>> START

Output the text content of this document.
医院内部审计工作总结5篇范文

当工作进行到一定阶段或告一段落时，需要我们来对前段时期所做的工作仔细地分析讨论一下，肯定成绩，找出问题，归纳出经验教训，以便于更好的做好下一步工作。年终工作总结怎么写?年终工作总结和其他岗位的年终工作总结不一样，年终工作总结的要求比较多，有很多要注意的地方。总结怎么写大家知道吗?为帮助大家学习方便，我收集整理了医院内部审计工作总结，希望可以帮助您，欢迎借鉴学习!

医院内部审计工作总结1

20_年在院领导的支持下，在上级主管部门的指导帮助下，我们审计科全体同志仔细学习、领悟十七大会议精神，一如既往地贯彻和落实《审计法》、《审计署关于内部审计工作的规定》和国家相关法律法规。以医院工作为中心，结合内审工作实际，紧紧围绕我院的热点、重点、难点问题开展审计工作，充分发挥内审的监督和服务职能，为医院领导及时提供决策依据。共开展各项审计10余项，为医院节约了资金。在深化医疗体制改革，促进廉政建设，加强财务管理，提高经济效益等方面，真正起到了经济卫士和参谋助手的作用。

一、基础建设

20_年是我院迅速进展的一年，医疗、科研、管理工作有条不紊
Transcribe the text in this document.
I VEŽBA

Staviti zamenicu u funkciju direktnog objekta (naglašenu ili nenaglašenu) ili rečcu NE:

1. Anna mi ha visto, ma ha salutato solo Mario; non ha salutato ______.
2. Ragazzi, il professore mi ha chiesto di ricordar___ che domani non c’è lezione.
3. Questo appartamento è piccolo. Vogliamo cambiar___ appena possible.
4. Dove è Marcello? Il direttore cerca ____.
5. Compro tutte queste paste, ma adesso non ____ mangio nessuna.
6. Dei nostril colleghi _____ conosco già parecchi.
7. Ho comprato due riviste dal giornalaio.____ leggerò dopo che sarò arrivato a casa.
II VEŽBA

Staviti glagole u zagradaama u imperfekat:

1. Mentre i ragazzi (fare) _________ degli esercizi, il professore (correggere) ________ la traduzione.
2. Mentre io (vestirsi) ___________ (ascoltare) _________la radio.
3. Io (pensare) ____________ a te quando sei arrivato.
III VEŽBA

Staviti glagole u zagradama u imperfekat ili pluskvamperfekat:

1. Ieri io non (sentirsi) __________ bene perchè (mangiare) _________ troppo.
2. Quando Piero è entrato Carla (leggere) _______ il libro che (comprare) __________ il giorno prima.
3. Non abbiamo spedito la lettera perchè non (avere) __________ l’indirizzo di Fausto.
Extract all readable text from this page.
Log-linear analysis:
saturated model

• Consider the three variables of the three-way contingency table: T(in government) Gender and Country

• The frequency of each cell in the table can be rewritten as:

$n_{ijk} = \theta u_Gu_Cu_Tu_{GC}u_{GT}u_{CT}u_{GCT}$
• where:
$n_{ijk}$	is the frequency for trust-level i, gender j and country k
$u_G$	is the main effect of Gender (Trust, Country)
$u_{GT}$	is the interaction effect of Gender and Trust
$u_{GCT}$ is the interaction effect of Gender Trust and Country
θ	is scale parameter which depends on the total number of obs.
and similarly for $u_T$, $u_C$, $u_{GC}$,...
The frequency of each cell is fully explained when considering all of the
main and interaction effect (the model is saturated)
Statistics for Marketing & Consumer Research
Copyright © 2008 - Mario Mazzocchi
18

>> END

OBJECTIVE: Return every line containing "interaction".

ANSWER TO THIS EXERCISE:
$u_{GT}$	is the interaction effect of Gender and Trust
$u_{GCT}$ is the interaction effect of Gender Trust and Country
main and interaction effect (the model is saturated)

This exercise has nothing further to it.